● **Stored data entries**
------------------------------------
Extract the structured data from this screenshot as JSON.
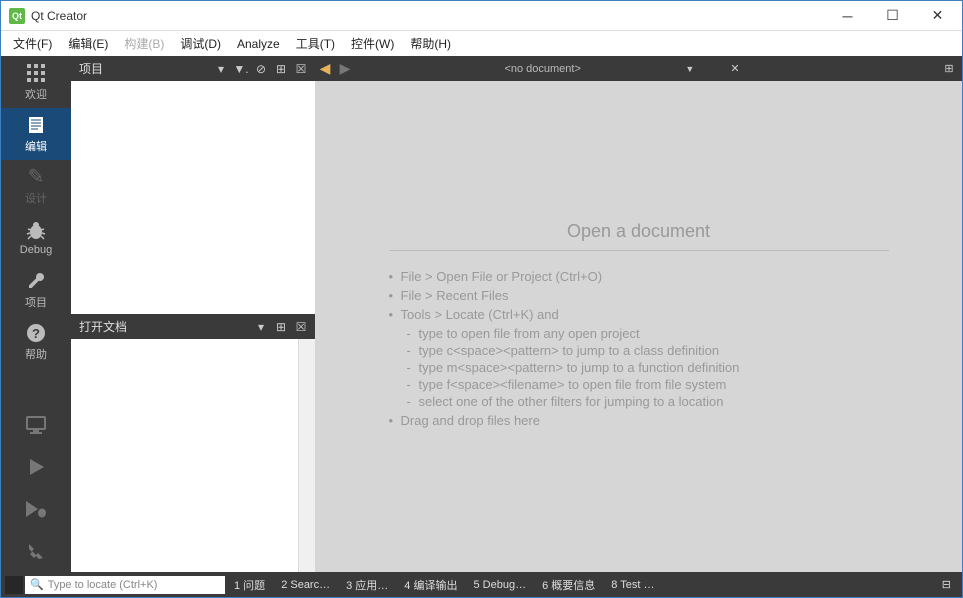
{
  "window": {
    "title": "Qt Creator"
  },
  "menu": {
    "file": "文件(F)",
    "edit": "编辑(E)",
    "build": "构建(B)",
    "debug": "调试(D)",
    "analyze": "Analyze",
    "tools": "工具(T)",
    "widgets": "控件(W)",
    "help": "帮助(H)"
  },
  "modes": {
    "welcome": "欢迎",
    "edit": "编辑",
    "design": "设计",
    "debug": "Debug",
    "project": "项目",
    "help": "帮助"
  },
  "panels": {
    "projects": "项目",
    "openDocs": "打开文档"
  },
  "editor": {
    "noDoc": "<no document>",
    "hint": {
      "title": "Open a document",
      "l1": "File > Open File or Project (Ctrl+O)",
      "l2": "File > Recent Files",
      "l3": "Tools > Locate (Ctrl+K) and",
      "l3a": "type to open file from any open project",
      "l3b": "type c<space><pattern> to jump to a class definition",
      "l3c": "type m<space><pattern> to jump to a function definition",
      "l3d": "type f<space><filename> to open file from file system",
      "l3e": "select one of the other filters for jumping to a location",
      "l4": "Drag and drop files here"
    }
  },
  "status": {
    "locatePlaceholder": "Type to locate (Ctrl+K)",
    "i1": "1 问题",
    "i2": "2 Searc…",
    "i3": "3 应用…",
    "i4": "4 编译输出",
    "i5": "5 Debug…",
    "i6": "6 概要信息",
    "i7": "8 Test …"
  }
}
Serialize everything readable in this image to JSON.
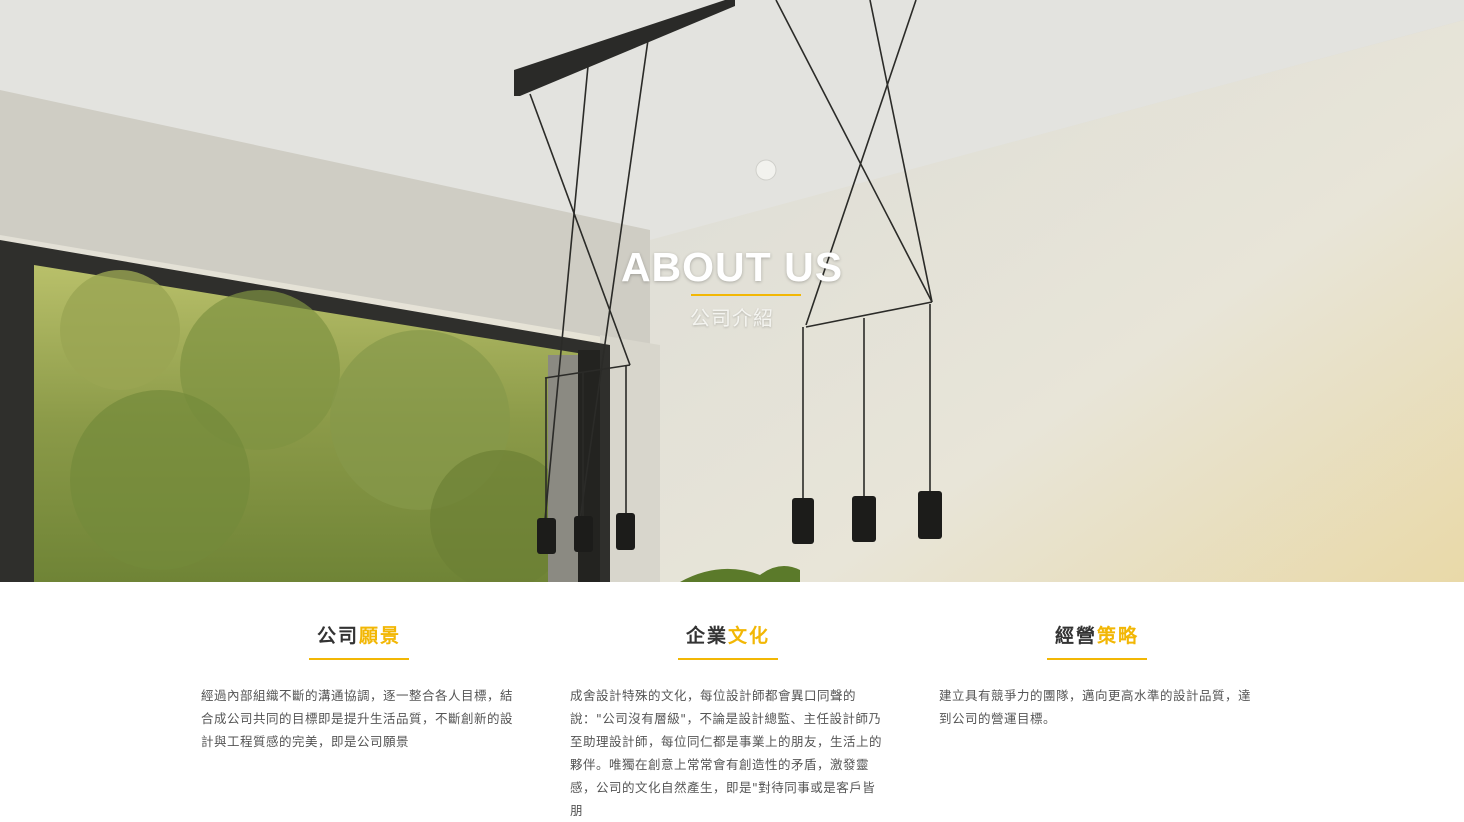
{
  "hero": {
    "title": "ABOUT US",
    "subtitle": "公司介紹"
  },
  "colors": {
    "accent": "#f2b705",
    "heading": "#333333",
    "body_text": "#555555"
  },
  "columns": [
    {
      "title_main": "公司",
      "title_accent": "願景",
      "text": "經過內部組織不斷的溝通協調，逐一整合各人目標，結合成公司共同的目標即是提升生活品質，不斷創新的設計與工程質感的完美，即是公司願景"
    },
    {
      "title_main": "企業",
      "title_accent": "文化",
      "text": "成舍設計特殊的文化，每位設計師都會異口同聲的說：\"公司沒有層級\"，不論是設計總監、主任設計師乃至助理設計師，每位同仁都是事業上的朋友，生活上的夥伴。唯獨在創意上常常會有創造性的矛盾，激發靈感，公司的文化自然產生，即是\"對待同事或是客戶皆朋"
    },
    {
      "title_main": "經營",
      "title_accent": "策略",
      "text": "建立具有競爭力的團隊，邁向更高水準的設計品質，達到公司的營運目標。"
    }
  ]
}
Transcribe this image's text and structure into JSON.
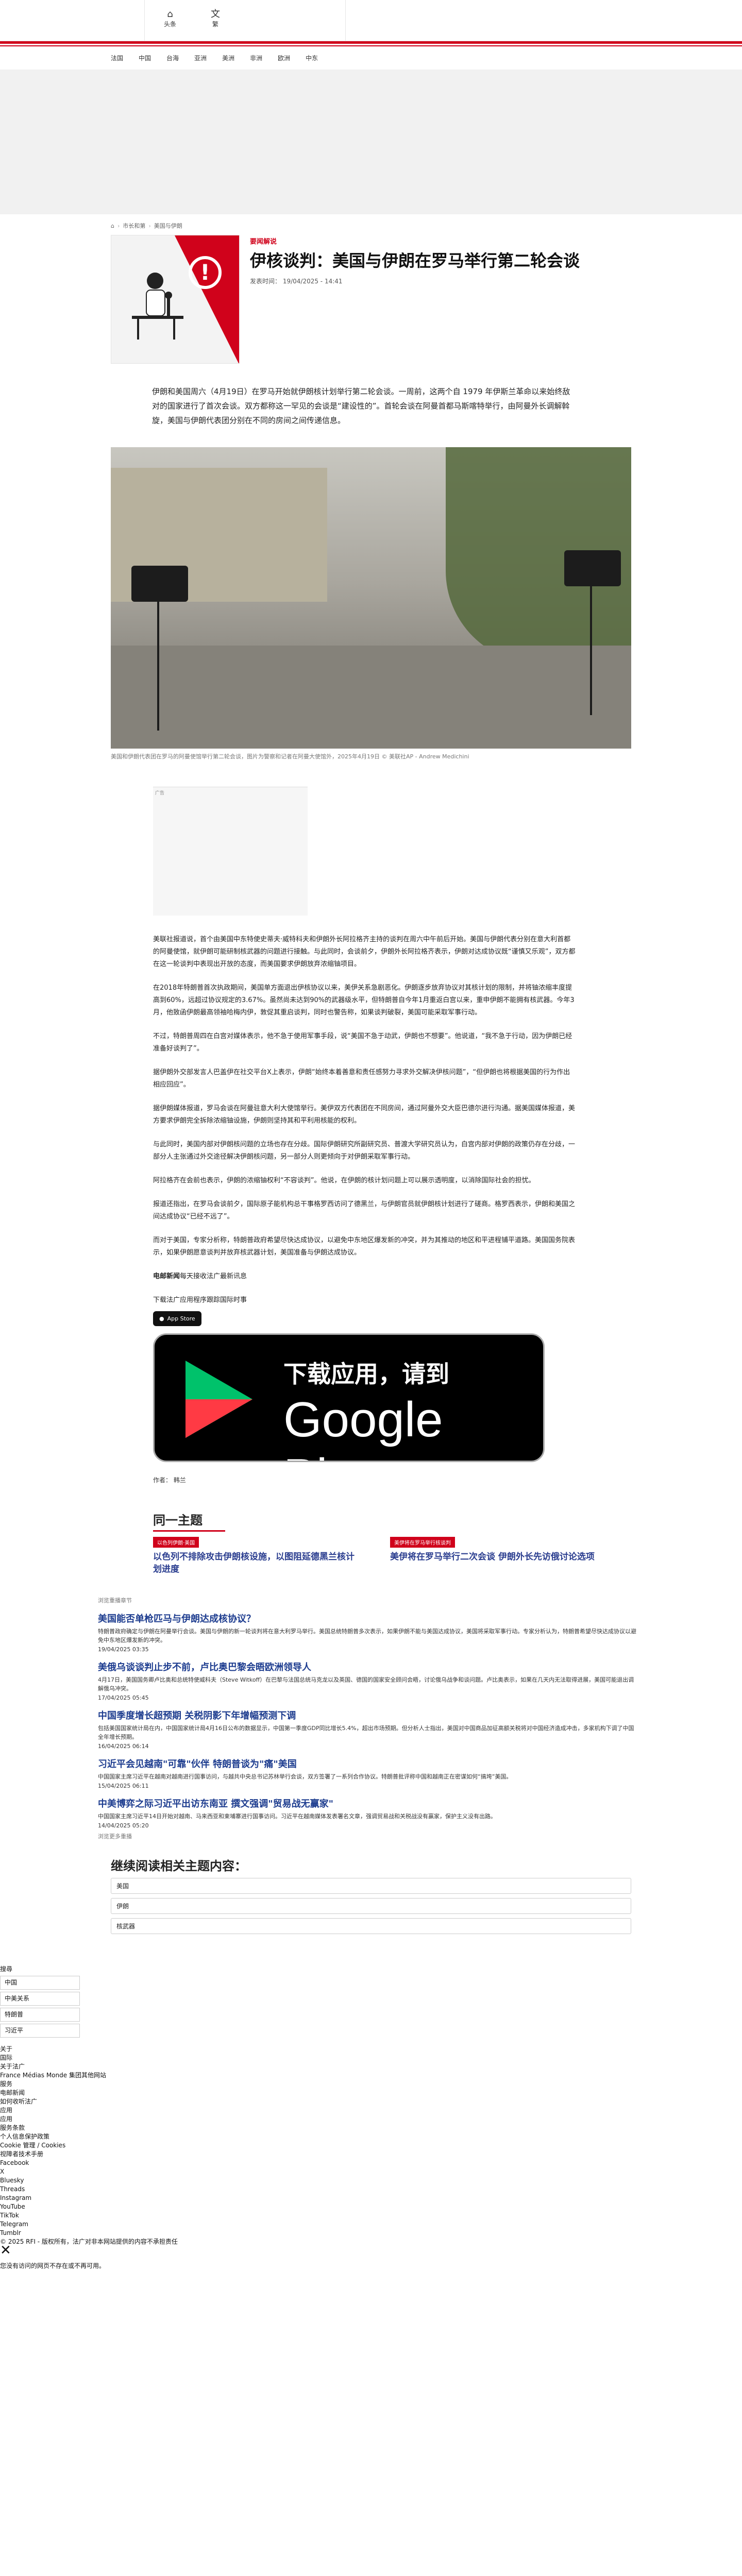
{
  "topnav": {
    "home": "头条",
    "lang": "繁"
  },
  "categories": [
    "法国",
    "中国",
    "台海",
    "亚洲",
    "美洲",
    "非洲",
    "欧洲",
    "中东"
  ],
  "breadcrumb": {
    "item1": "市长和第",
    "item2": "美国与伊朗"
  },
  "article": {
    "kicker": "要闻解说",
    "title": "伊核谈判：美国与伊朗在罗马举行第二轮会谈",
    "date": "发表时间：  19/04/2025 - 14:41",
    "lead": "伊朗和美国周六（4月19日）在罗马开始就伊朗核计划举行第二轮会谈。一周前，这两个自 1979 年伊斯兰革命以来始终敌对的国家进行了首次会谈。双方都称这一罕见的会谈是“建设性的”。首轮会谈在阿曼首都马斯喀特举行，由阿曼外长调解斡旋，美国与伊朗代表团分别在不同的房间之间传递信息。",
    "caption": "美国和伊朗代表团在罗马的阿曼使馆举行第二轮会谈，图片为警察和记者在阿曼大使馆外，2025年4月19日 © 美联社AP - Andrew Medichini",
    "ad_label": "广告",
    "paragraphs": [
      "美联社报道说，首个由美国中东特使史蒂夫·威特科夫和伊朗外长阿拉格齐主持的谈判在周六中午前后开始。美国与伊朗代表分别在意大利首都的阿曼使馆，就伊朗可能研制核武器的问题进行接触。与此同时，会谈前夕，伊朗外长阿拉格齐表示，伊朗对达成协议既“谨慎又乐观”，双方都在这一轮谈判中表现出开放的态度，而美国要求伊朗放弃浓缩铀项目。",
      "在2018年特朗普首次执政期间，美国单方面退出伊核协议以来，美伊关系急剧恶化。伊朗逐步放弃协议对其核计划的限制，并将铀浓缩丰度提高到60%，远超过协议规定的3.67%。虽然尚未达到90%的武器级水平，但特朗普自今年1月重返白宫以来，重申伊朗不能拥有核武器。今年3月，他致函伊朗最高领袖哈梅内伊，敦促其重启谈判，同时也警告称，如果谈判破裂，美国可能采取军事行动。",
      "不过，特朗普周四在白宫对媒体表示，他不急于使用军事手段，说“美国不急于动武，伊朗也不想要”。他说道，“我不急于行动，因为伊朗已经准备好谈判了”。",
      "据伊朗外交部发言人巴盖伊在社交平台X上表示，伊朗“始终本着善意和责任感努力寻求外交解决伊核问题”，“但伊朗也将根据美国的行为作出相应回应”。",
      "据伊朗媒体报道，罗马会谈在阿曼驻意大利大使馆举行。美伊双方代表团在不同房间，通过阿曼外交大臣巴德尔进行沟通。据美国媒体报道，美方要求伊朗完全拆除浓缩铀设施，伊朗则坚持其和平利用核能的权利。",
      "与此同时，美国内部对伊朗核问题的立场也存在分歧。国际伊朗研究所副研究员、普渡大学研究员认为，白宫内部对伊朗的政策仍存在分歧，一部分人主张通过外交途径解决伊朗核问题，另一部分人则更倾向于对伊朗采取军事行动。",
      "阿拉格齐在会前也表示，伊朗的浓缩铀权利“不容谈判”。他说，在伊朗的核计划问题上可以展示透明度，以消除国际社会的担忧。",
      "报道还指出，在罗马会谈前夕，国际原子能机构总干事格罗西访问了德黑兰，与伊朗官员就伊朗核计划进行了磋商。格罗西表示，伊朗和美国之间达成协议“已经不远了”。",
      "而对于美国，专家分析称，特朗普政府希望尽快达成协议，以避免中东地区爆发新的冲突，并为其推动的地区和平进程铺平道路。美国国务院表示，如果伊朗愿意谈判并放弃核武器计划，美国准备与伊朗达成协议。"
    ],
    "source_line": "电邮新闻",
    "source_rest": "每天接收法广最新讯息",
    "app_intro": "下载法广应用程序跟踪国际时事",
    "appstore_label": "App Store",
    "gplay_line1": "下载应用，请到",
    "gplay_line2": "Google Play",
    "author": "作者：  韩兰"
  },
  "topic": {
    "heading": "同一主题",
    "cards": [
      {
        "tag": "以色列伊朗·美国",
        "title": "以色列不排除攻击伊朗核设施，以图阻延德黑兰核计划进度"
      },
      {
        "tag": "美伊将在罗马举行核谈判",
        "title": "美伊将在罗马举行二次会谈 伊朗外长先访俄讨论选项"
      }
    ]
  },
  "related": {
    "label": "浏览重播章节",
    "items": [
      {
        "title": "美国能否单枪匹马与伊朗达成核协议？",
        "desc": "特朗普政府确定与伊朗在阿曼举行会谈。美国与伊朗的新一轮谈判将在意大利罗马举行。美国总统特朗普多次表示，如果伊朗不能与美国达成协议，美国将采取军事行动。专家分析认为，特朗普希望尽快达成协议以避免中东地区爆发新的冲突。",
        "date": "19/04/2025 03:35"
      },
      {
        "title": "美俄乌谈谈判止步不前，卢比奥巴黎会晤欧洲领导人",
        "desc": "4月17日，美国国务卿卢比奥和总统特使威科夫（Steve Witkoff）在巴黎与法国总统马克龙以及英国、德国的国家安全顾问会晤，讨论俄乌战争和谈问题。卢比奥表示，如果在几天内无法取得进展，美国可能退出调解俄乌冲突。",
        "date": "17/04/2025 05:45"
      },
      {
        "title": "中国季度增长超预期 关税阴影下年增幅预测下调",
        "desc": "包括美国国家统计局在内，中国国家统计局4月16日公布的数据显示，中国第一季度GDP同比增长5.4%，超出市场预期。但分析人士指出，美国对中国商品加征高额关税将对中国经济造成冲击，多家机构下调了中国全年增长预期。",
        "date": "16/04/2025 06:14"
      },
      {
        "title": "习近平会见越南\"可靠\"伙伴 特朗普谈为\"痛\"美国",
        "desc": "中国国家主席习近平在越南对越南进行国事访问，与越共中央总书记苏林举行会谈，双方签署了一系列合作协议。特朗普批评称中国和越南正在密谋如何“搞垮”美国。",
        "date": "15/04/2025 06:11"
      },
      {
        "title": "中美博弈之际习近平出访东南亚 撰文强调\"贸易战无赢家\"",
        "desc": "中国国家主席习近平14日开始对越南、马来西亚和柬埔寨进行国事访问。习近平在越南媒体发表署名文章，强调贸易战和关税战没有赢家，保护主义没有出路。",
        "date": "14/04/2025 05:20"
      }
    ],
    "more_label": "浏览更多重播"
  },
  "more_topics": {
    "heading": "继续阅读相关主题内容：",
    "items": [
      "美国",
      "伊朗",
      "核武器"
    ]
  },
  "footer": {
    "fields": [
      "中国",
      "中美关系",
      "特朗普",
      "习近平"
    ],
    "label_search": "搜尋",
    "section_label": "关于",
    "lines": [
      "国际",
      "关于法广",
      "France Médias Monde 集团其他网站",
      "服务",
      "电邮新闻",
      "如何收听法广",
      "应用",
      "应用",
      "服务条款",
      "个人信息保护政策",
      "Cookie 管理 / Cookies",
      "视障者技术手册",
      "Facebook",
      "X",
      "Bluesky",
      "Threads",
      "Instagram",
      "YouTube",
      "TikTok",
      "Telegram",
      "Tumblr",
      "© 2025 RFI - 版权所有，法广对非本网站提供的内容不承担责任"
    ],
    "close_label": "✕",
    "bottom_text": "您没有访问的网页不存在或不再可用。"
  },
  "colors": {
    "accent": "#d0021b",
    "link": "#1d3c8f"
  }
}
------------------------------------
● **WRITTEN REQUEST**
Pull out every line containing "definition".

● **FINAL ANSWER**
      "l3b": "type c<space><pattern> to jump to a class definition",
      "l3c": "type m<space><pattern> to jump to a function definition",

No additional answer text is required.